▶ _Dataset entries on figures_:
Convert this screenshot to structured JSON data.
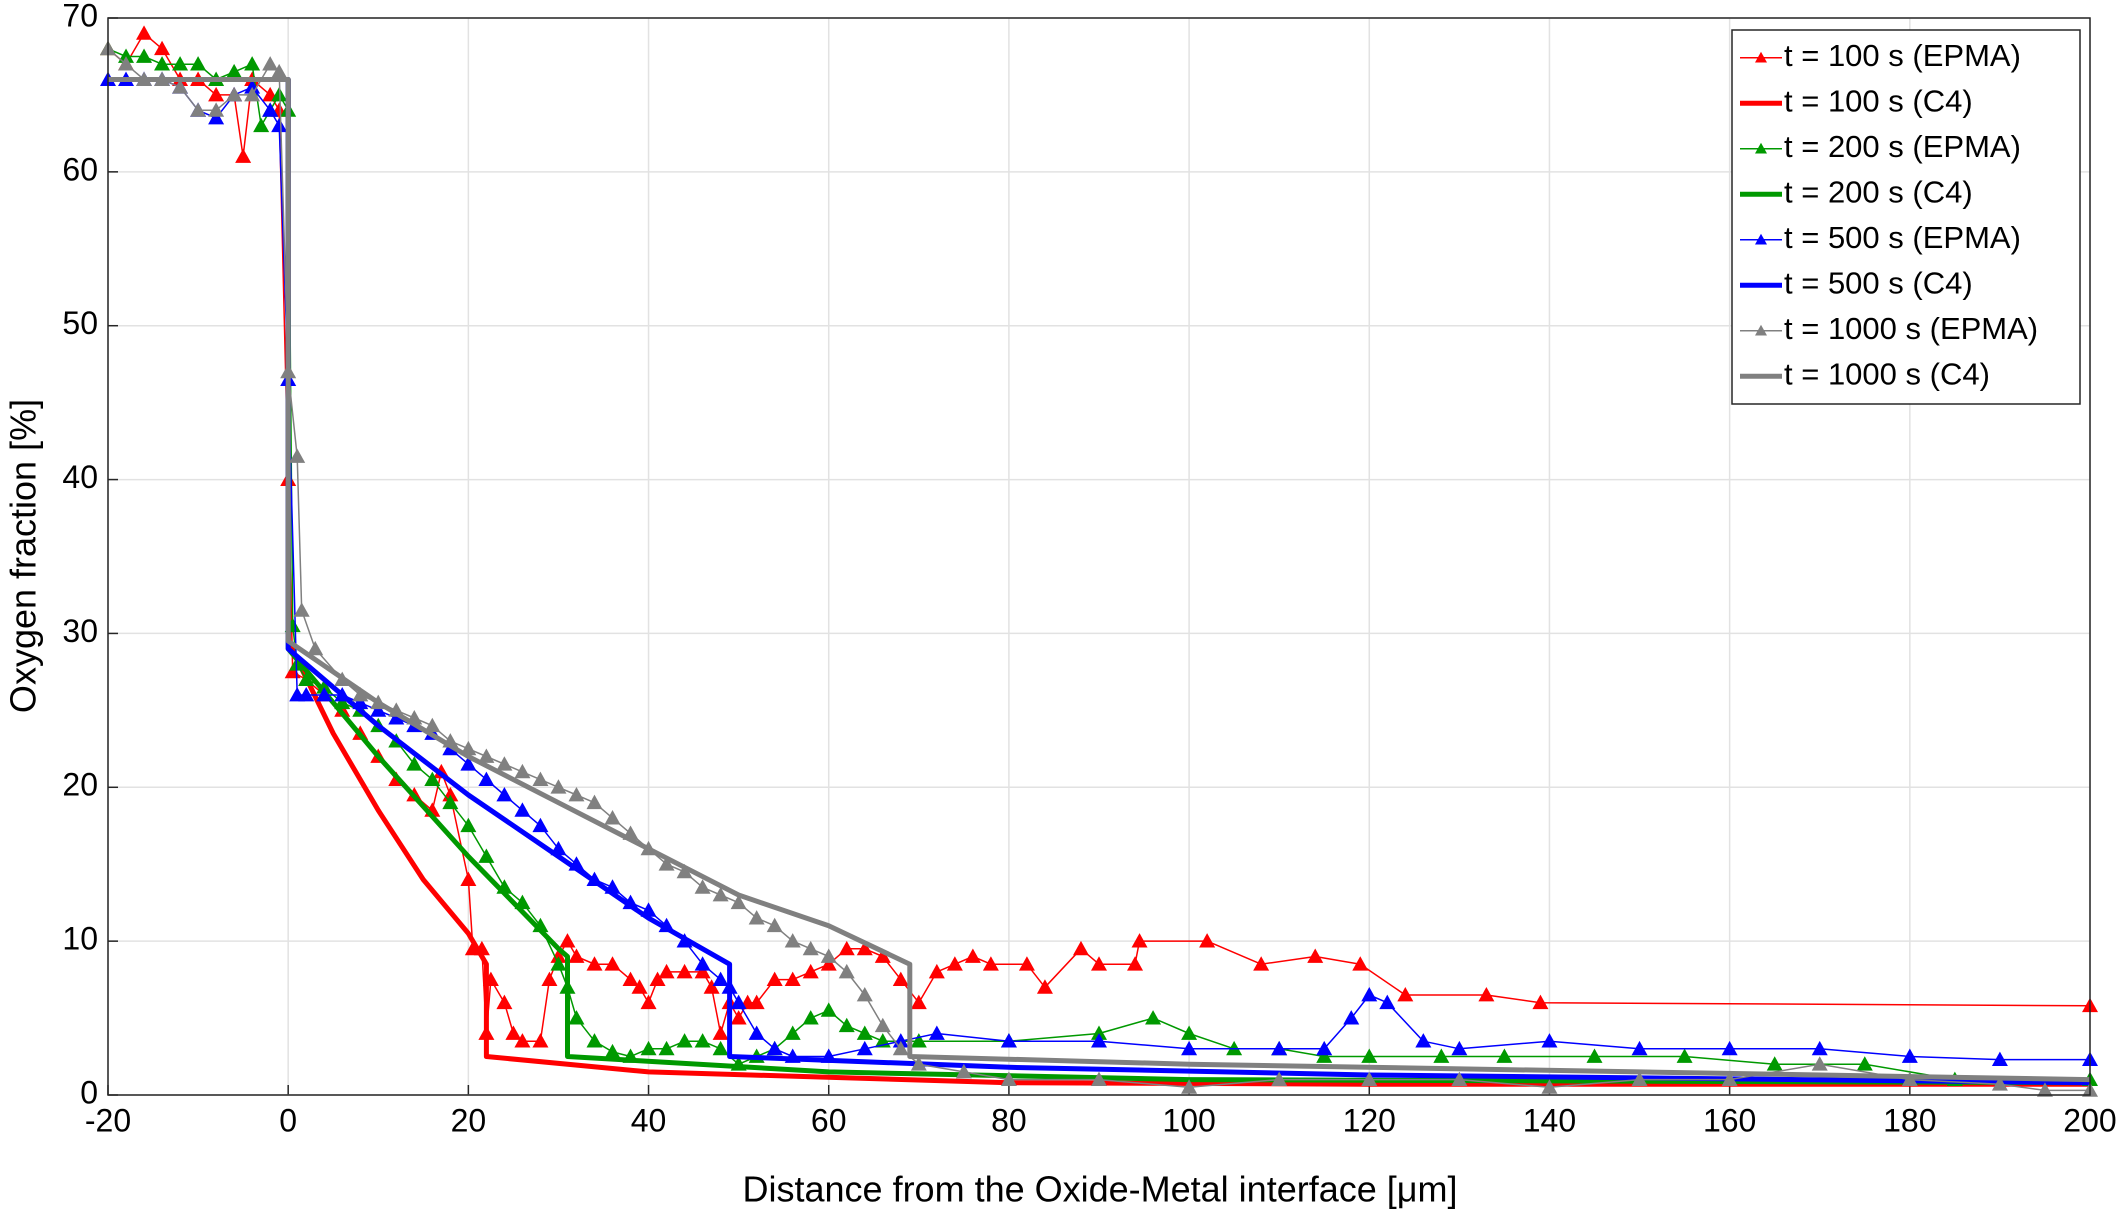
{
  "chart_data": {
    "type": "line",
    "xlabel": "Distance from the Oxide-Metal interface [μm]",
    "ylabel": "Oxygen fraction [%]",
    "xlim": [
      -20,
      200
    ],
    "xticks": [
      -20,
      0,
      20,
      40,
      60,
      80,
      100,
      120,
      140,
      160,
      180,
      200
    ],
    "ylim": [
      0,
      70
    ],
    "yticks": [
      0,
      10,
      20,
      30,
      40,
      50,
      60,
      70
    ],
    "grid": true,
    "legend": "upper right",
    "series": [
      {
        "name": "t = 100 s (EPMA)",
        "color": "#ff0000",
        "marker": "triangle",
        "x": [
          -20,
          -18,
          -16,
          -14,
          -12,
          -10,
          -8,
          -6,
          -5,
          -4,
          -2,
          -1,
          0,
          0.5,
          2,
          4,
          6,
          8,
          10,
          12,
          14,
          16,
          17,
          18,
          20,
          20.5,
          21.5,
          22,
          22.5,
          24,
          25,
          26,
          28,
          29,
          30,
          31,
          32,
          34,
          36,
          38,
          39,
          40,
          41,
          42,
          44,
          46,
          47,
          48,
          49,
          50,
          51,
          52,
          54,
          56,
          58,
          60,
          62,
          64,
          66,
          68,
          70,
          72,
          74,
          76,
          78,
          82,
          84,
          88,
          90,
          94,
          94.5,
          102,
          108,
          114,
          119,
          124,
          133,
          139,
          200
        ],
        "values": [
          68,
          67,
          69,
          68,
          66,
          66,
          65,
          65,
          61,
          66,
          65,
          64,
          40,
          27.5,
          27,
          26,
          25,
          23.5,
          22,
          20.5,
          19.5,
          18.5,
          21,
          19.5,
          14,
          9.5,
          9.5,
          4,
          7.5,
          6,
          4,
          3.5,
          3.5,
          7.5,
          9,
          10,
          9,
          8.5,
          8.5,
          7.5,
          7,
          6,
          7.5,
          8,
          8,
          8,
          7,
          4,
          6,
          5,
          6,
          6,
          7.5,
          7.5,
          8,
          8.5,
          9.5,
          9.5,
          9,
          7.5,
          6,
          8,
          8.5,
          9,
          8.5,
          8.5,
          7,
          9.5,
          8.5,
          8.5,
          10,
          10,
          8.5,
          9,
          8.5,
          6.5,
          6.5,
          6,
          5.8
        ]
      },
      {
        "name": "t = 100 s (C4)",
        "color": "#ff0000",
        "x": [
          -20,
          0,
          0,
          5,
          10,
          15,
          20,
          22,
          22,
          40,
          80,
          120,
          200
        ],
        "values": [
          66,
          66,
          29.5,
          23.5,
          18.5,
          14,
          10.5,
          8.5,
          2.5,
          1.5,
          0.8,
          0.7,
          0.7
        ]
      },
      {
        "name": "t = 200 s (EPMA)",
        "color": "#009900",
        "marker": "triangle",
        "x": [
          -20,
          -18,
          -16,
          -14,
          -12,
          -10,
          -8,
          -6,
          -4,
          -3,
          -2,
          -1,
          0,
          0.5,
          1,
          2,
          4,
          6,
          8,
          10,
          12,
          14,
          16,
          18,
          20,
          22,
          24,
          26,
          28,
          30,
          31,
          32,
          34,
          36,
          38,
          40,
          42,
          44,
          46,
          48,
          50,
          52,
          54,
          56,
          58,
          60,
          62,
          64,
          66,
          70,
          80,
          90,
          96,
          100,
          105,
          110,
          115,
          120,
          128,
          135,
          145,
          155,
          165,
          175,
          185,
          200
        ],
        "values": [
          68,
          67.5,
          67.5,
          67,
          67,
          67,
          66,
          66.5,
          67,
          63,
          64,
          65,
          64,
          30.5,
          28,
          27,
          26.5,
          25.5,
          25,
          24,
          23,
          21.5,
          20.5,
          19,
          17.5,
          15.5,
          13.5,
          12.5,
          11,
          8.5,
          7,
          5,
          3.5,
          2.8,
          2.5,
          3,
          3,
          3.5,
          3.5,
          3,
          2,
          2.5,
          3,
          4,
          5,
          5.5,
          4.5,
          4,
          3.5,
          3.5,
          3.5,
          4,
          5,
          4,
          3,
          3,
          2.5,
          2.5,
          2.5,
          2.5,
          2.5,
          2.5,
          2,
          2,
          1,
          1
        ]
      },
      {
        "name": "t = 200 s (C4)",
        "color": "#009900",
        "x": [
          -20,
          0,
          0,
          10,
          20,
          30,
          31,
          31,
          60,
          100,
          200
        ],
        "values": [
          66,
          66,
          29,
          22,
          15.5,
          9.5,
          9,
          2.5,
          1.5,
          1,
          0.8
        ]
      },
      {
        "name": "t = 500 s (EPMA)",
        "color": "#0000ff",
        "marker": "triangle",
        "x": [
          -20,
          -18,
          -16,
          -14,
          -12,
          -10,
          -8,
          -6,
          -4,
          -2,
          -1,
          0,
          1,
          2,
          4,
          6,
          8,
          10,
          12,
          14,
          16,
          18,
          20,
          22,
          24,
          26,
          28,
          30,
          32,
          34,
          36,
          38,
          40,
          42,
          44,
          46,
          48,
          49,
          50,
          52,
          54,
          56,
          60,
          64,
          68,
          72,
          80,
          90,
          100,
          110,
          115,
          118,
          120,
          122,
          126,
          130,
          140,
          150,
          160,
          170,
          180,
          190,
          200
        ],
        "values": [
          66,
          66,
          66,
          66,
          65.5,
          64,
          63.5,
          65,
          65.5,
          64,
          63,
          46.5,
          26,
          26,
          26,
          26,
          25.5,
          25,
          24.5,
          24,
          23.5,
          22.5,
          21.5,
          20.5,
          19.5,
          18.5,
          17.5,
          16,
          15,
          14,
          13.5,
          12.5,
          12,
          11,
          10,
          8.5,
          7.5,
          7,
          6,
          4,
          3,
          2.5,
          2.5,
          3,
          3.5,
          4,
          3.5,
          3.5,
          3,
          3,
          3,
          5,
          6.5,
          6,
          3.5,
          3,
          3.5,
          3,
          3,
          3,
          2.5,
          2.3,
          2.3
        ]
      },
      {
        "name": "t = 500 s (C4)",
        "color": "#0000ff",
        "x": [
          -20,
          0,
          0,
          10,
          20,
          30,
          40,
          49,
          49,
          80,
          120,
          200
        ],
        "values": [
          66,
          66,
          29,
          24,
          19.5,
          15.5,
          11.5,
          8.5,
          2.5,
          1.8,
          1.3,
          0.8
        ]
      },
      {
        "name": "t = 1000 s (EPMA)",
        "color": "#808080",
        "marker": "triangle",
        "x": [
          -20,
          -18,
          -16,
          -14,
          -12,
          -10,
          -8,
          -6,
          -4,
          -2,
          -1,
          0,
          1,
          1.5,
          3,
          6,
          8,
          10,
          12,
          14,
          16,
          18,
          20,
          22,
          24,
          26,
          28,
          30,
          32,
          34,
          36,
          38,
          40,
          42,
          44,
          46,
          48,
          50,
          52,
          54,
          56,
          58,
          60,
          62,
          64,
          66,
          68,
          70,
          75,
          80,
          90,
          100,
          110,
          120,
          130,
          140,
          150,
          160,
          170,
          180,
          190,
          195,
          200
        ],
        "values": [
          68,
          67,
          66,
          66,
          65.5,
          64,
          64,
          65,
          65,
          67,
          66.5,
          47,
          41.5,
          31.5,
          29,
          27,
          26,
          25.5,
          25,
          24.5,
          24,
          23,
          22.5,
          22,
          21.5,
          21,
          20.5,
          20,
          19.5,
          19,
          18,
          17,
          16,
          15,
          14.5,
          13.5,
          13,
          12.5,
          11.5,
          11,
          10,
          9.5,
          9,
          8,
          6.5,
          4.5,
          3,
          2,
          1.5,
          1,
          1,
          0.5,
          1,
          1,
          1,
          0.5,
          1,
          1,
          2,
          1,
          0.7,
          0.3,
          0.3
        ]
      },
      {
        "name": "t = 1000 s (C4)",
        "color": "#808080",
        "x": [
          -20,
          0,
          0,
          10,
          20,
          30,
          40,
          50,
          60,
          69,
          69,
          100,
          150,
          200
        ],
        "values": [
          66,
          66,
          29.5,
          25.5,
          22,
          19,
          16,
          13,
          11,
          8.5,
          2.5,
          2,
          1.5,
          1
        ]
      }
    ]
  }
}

▶ _Short task_: Copy out every line of the material above that mentions the word "name".

▶ _Solution for this task_:
        "name": "t = 100 s (EPMA)",
        "name": "t = 100 s (C4)",
        "name": "t = 200 s (EPMA)",
        "name": "t = 200 s (C4)",
        "name": "t = 500 s (EPMA)",
        "name": "t = 500 s (C4)",
        "name": "t = 1000 s (EPMA)",
        "name": "t = 1000 s (C4)",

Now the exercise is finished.